Exercise task → Copy the data word for word, keeping every line.

┌──

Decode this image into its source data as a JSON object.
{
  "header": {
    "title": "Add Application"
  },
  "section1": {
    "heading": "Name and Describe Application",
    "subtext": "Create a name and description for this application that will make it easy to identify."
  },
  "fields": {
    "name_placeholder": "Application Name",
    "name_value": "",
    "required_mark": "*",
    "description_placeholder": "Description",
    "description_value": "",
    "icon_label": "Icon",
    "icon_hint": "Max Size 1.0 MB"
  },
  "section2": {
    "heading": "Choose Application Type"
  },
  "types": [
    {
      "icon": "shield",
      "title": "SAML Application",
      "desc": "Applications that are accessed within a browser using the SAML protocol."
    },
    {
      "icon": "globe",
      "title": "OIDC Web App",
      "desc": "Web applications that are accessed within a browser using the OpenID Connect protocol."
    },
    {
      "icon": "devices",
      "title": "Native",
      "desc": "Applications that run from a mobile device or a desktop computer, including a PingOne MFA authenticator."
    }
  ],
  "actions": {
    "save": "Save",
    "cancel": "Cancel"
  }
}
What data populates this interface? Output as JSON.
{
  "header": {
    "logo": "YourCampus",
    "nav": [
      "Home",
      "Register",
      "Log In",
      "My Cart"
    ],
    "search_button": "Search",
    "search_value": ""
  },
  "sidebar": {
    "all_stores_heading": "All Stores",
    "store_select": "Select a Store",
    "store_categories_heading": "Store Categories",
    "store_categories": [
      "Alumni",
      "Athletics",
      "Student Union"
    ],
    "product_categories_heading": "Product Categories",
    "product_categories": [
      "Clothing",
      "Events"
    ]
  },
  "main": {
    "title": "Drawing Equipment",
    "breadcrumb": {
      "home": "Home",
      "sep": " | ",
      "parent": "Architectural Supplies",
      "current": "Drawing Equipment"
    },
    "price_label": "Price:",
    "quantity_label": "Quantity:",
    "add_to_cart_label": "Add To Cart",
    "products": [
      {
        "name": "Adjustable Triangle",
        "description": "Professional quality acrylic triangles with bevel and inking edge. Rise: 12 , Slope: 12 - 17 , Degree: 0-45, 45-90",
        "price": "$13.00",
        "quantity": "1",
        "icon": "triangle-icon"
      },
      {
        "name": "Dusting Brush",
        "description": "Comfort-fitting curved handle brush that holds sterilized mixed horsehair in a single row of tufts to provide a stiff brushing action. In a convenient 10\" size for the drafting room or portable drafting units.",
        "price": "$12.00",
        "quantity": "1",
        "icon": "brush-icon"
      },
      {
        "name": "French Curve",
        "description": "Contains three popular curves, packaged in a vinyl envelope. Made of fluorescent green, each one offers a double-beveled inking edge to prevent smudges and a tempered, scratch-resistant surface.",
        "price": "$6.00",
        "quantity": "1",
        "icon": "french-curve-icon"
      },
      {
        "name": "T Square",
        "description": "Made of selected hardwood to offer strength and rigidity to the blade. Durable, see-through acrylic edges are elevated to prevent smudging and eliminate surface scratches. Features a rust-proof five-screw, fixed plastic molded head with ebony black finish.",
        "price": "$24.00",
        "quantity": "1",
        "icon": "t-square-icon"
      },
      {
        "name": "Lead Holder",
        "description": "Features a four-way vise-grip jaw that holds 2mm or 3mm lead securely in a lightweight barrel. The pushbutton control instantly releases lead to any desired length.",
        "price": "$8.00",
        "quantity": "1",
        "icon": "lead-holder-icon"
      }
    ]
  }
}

└──

Output for this task →
Decode this image into its source data as a JSON object.
{
  "header": {
    "title": "Add Application"
  },
  "section1": {
    "heading": "Name and Describe Application",
    "subtext": "Create a name and description for this application that will make it easy to identify."
  },
  "fields": {
    "name_placeholder": "Application Name",
    "name_value": "",
    "required_mark": "*",
    "description_placeholder": "Description",
    "description_value": "",
    "icon_label": "Icon",
    "icon_hint": "Max Size 1.0 MB"
  },
  "section2": {
    "heading": "Choose Application Type"
  },
  "types": [
    {
      "icon": "shield",
      "title": "SAML Application",
      "desc": "Applications that are accessed within a browser using the SAML protocol."
    },
    {
      "icon": "globe",
      "title": "OIDC Web App",
      "desc": "Web applications that are accessed within a browser using the OpenID Connect protocol."
    },
    {
      "icon": "devices",
      "title": "Native",
      "desc": "Applications that run from a mobile device or a desktop computer, including a PingOne MFA authenticator."
    }
  ],
  "actions": {
    "save": "Save",
    "cancel": "Cancel"
  }
}
What data populates this interface? Output as JSON.
{
  "header": {
    "logo": "YourCampus",
    "nav": [
      "Home",
      "Register",
      "Log In",
      "My Cart"
    ],
    "search_button": "Search",
    "search_value": ""
  },
  "sidebar": {
    "all_stores_heading": "All Stores",
    "store_select": "Select a Store",
    "store_categories_heading": "Store Categories",
    "store_categories": [
      "Alumni",
      "Athletics",
      "Student Union"
    ],
    "product_categories_heading": "Product Categories",
    "product_categories": [
      "Clothing",
      "Events"
    ]
  },
  "main": {
    "title": "Drawing Equipment",
    "breadcrumb": {
      "home": "Home",
      "sep": " | ",
      "parent": "Architectural Supplies",
      "current": "Drawing Equipment"
    },
    "price_label": "Price:",
    "quantity_label": "Quantity:",
    "add_to_cart_label": "Add To Cart",
    "products": [
      {
        "name": "Adjustable Triangle",
        "description": "Professional quality acrylic triangles with bevel and inking edge. Rise: 12 , Slope: 12 - 17 , Degree: 0-45, 45-90",
        "price": "$13.00",
        "quantity": "1",
        "icon": "triangle-icon"
      },
      {
        "name": "Dusting Brush",
        "description": "Comfort-fitting curved handle brush that holds sterilized mixed horsehair in a single row of tufts to provide a stiff brushing action. In a convenient 10\" size for the drafting room or portable drafting units.",
        "price": "$12.00",
        "quantity": "1",
        "icon": "brush-icon"
      },
      {
        "name": "French Curve",
        "description": "Contains three popular curves, packaged in a vinyl envelope. Made of fluorescent green, each one offers a double-beveled inking edge to prevent smudges and a tempered, scratch-resistant surface.",
        "price": "$6.00",
        "quantity": "1",
        "icon": "french-curve-icon"
      },
      {
        "name": "T Square",
        "description": "Made of selected hardwood to offer strength and rigidity to the blade. Durable, see-through acrylic edges are elevated to prevent smudging and eliminate surface scratches. Features a rust-proof five-screw, fixed plastic molded head with ebony black finish.",
        "price": "$24.00",
        "quantity": "1",
        "icon": "t-square-icon"
      },
      {
        "name": "Lead Holder",
        "description": "Features a four-way vise-grip jaw that holds 2mm or 3mm lead securely in a lightweight barrel. The pushbutton control instantly releases lead to any desired length.",
        "price": "$8.00",
        "quantity": "1",
        "icon": "lead-holder-icon"
      }
    ]
  }
}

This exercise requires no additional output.